------ Data

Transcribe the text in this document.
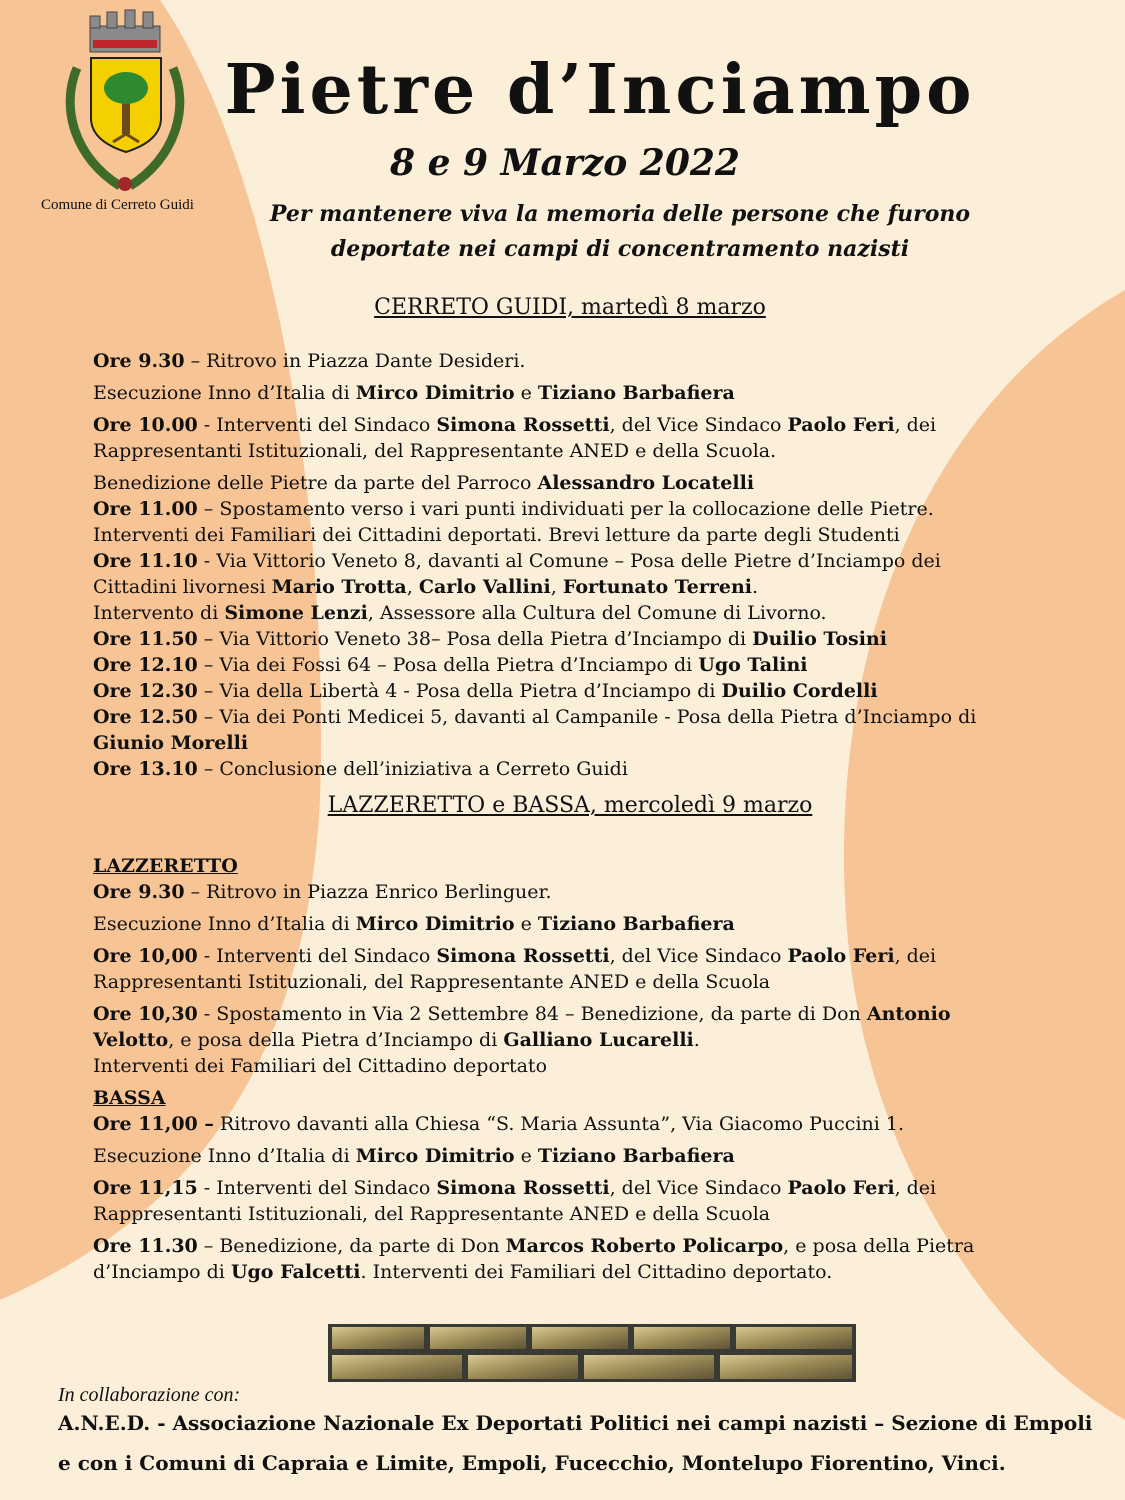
Comune di Cerreto Guidi
Pietre d’Inciampo
8 e 9 Marzo 2022
Per mantenere viva la memoria delle persone che furono
deportate nei campi di concentramento nazisti
CERRETO GUIDI, martedì 8 marzo
Ore 9.30 – Ritrovo in Piazza Dante Desideri.
Esecuzione Inno d’Italia di Mirco Dimitrio e Tiziano Barbafiera
Ore 10.00 - Interventi del Sindaco Simona Rossetti, del Vice Sindaco Paolo Feri, dei
Rappresentanti Istituzionali, del Rappresentante ANED e della Scuola.
Benedizione delle Pietre da parte del Parroco Alessandro Locatelli
Ore 11.00 – Spostamento verso i vari punti individuati per la collocazione delle Pietre.
Interventi dei Familiari dei Cittadini deportati. Brevi letture da parte degli Studenti
Ore 11.10 - Via Vittorio Veneto 8, davanti al Comune – Posa delle Pietre d’Inciampo dei
Cittadini livornesi Mario Trotta, Carlo Vallini, Fortunato Terreni.
Intervento di Simone Lenzi, Assessore alla Cultura del Comune di Livorno.
Ore 11.50 – Via Vittorio Veneto 38– Posa della Pietra d’Inciampo di Duilio Tosini
Ore 12.10 – Via dei Fossi 64 – Posa della Pietra d’Inciampo di Ugo Talini
Ore 12.30 – Via della Libertà 4 - Posa della Pietra d’Inciampo di Duilio Cordelli
Ore 12.50 – Via dei Ponti Medicei 5, davanti al Campanile - Posa della Pietra d’Inciampo di
Giunio Morelli
Ore 13.10 – Conclusione dell’iniziativa a Cerreto Guidi
LAZZERETTO e BASSA, mercoledì 9 marzo
LAZZERETTO
Ore 9.30 – Ritrovo in Piazza Enrico Berlinguer.
Esecuzione Inno d’Italia di Mirco Dimitrio e Tiziano Barbafiera
Ore 10,00 - Interventi del Sindaco Simona Rossetti, del Vice Sindaco Paolo Feri, dei
Rappresentanti Istituzionali, del Rappresentante ANED e della Scuola
Ore 10,30 - Spostamento in Via 2 Settembre 84 – Benedizione, da parte di Don Antonio
Velotto, e posa della Pietra d’Inciampo di Galliano Lucarelli.
Interventi dei Familiari del Cittadino deportato
BASSA
Ore 11,00 – Ritrovo davanti alla Chiesa “S. Maria Assunta”, Via Giacomo Puccini 1.
Esecuzione Inno d’Italia di Mirco Dimitrio e Tiziano Barbafiera
Ore 11,15 - Interventi del Sindaco Simona Rossetti, del Vice Sindaco Paolo Feri, dei
Rappresentanti Istituzionali, del Rappresentante ANED e della Scuola
Ore 11.30 – Benedizione, da parte di Don Marcos Roberto Policarpo, e posa della Pietra
d’Inciampo di Ugo Falcetti. Interventi dei Familiari del Cittadino deportato.
In collaborazione con:
A.N.E.D. - Associazione Nazionale Ex Deportati Politici nei campi nazisti – Sezione di Empoli
e con i Comuni di Capraia e Limite, Empoli, Fucecchio, Montelupo Fiorentino, Vinci.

------------

▸ **Requirements**
Gather all lines where the word "Feri" appears.

▸ **Solution for this task**
Ore 10.00 - Interventi del Sindaco Simona Rossetti, del Vice Sindaco Paolo Feri, dei
Ore 10,00 - Interventi del Sindaco Simona Rossetti, del Vice Sindaco Paolo Feri, dei
Ore 11,15 - Interventi del Sindaco Simona Rossetti, del Vice Sindaco Paolo Feri, dei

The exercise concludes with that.